Write out the entries below once more, exactly, with the pictures left out.

# Given information:
___
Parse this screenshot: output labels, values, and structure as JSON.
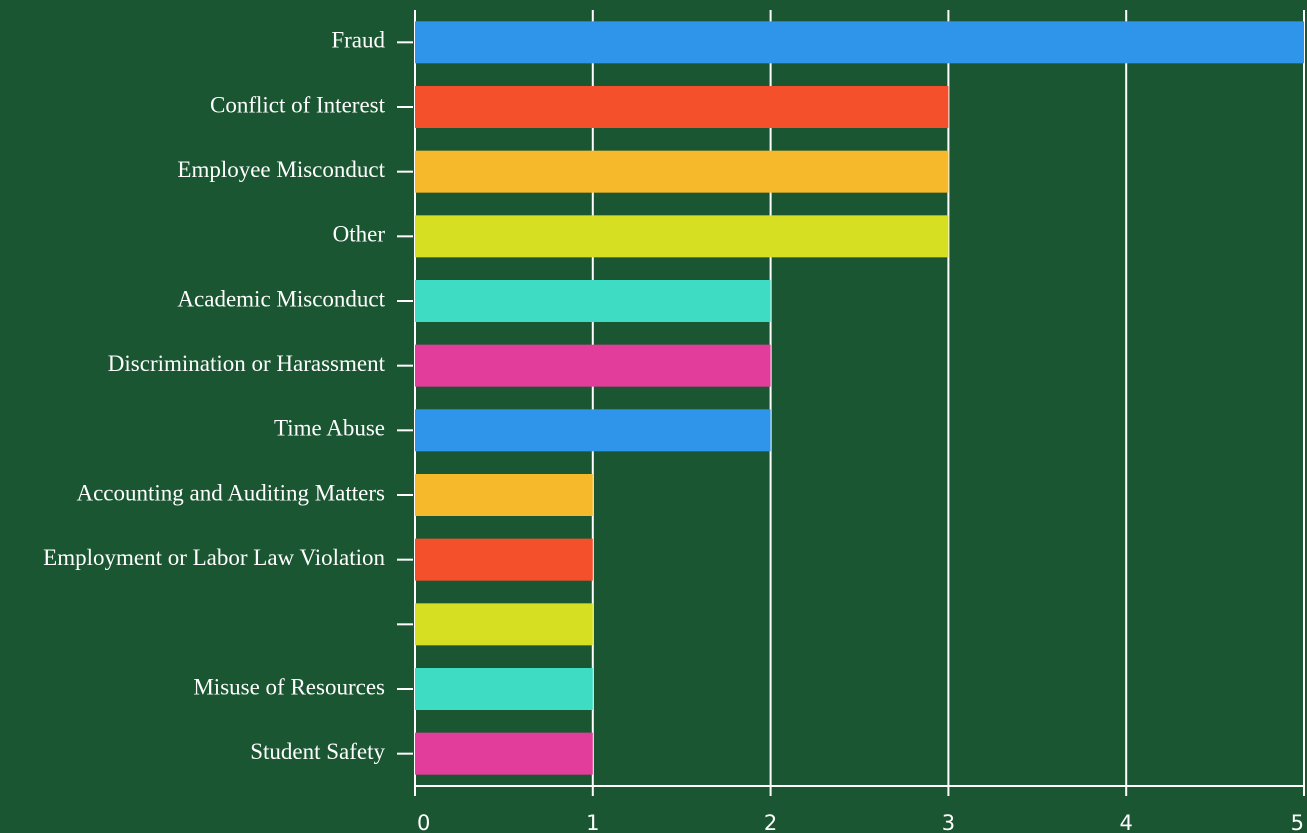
{
  "chart_data": {
    "type": "hbar",
    "categories": [
      "Fraud",
      "Conflict of Interest",
      "Employee Misconduct",
      "Other",
      "Academic Misconduct",
      "Discrimination or Harassment",
      "Time Abuse",
      "Accounting and Auditing Matters",
      "Employment or Labor Law Violation",
      null,
      "Misuse of Resources",
      "Student Safety"
    ],
    "values": [
      5,
      3,
      3,
      3,
      2,
      2,
      2,
      1,
      1,
      1,
      1,
      1
    ],
    "colors": [
      "#2f95ea",
      "#f5502c",
      "#f6b92b",
      "#d6df22",
      "#3ddcc3",
      "#e33d9c",
      "#2f95ea",
      "#f6b92b",
      "#f5502c",
      "#d6df22",
      "#3ddcc3",
      "#e33d9c"
    ],
    "xlim": [
      0,
      5
    ],
    "xticks": [
      0,
      1,
      2,
      3,
      4,
      5
    ],
    "grid": true
  }
}
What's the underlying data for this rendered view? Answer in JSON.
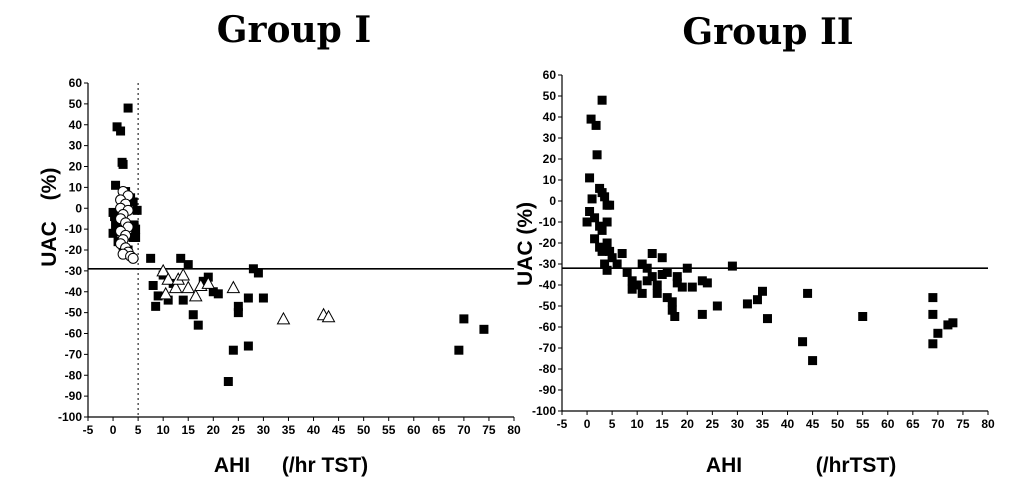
___
# Solution:
Parse this screenshot: output labels, values, and structure as JSON.
{
  "chart_data": {
    "type": "hbar",
    "categories": [
      "Fraud",
      "Conflict of Interest",
      "Employee Misconduct",
      "Other",
      "Academic Misconduct",
      "Discrimination or Harassment",
      "Time Abuse",
      "Accounting and Auditing Matters",
      "Employment or Labor Law Violation",
      null,
      "Misuse of Resources",
      "Student Safety"
    ],
    "values": [
      5,
      3,
      3,
      3,
      2,
      2,
      2,
      1,
      1,
      1,
      1,
      1
    ],
    "colors": [
      "#2f95ea",
      "#f5502c",
      "#f6b92b",
      "#d6df22",
      "#3ddcc3",
      "#e33d9c",
      "#2f95ea",
      "#f6b92b",
      "#f5502c",
      "#d6df22",
      "#3ddcc3",
      "#e33d9c"
    ],
    "xlim": [
      0,
      5
    ],
    "xticks": [
      0,
      1,
      2,
      3,
      4,
      5
    ],
    "grid": true
  }
}
What's the underlying data for this rendered view? Answer in JSON.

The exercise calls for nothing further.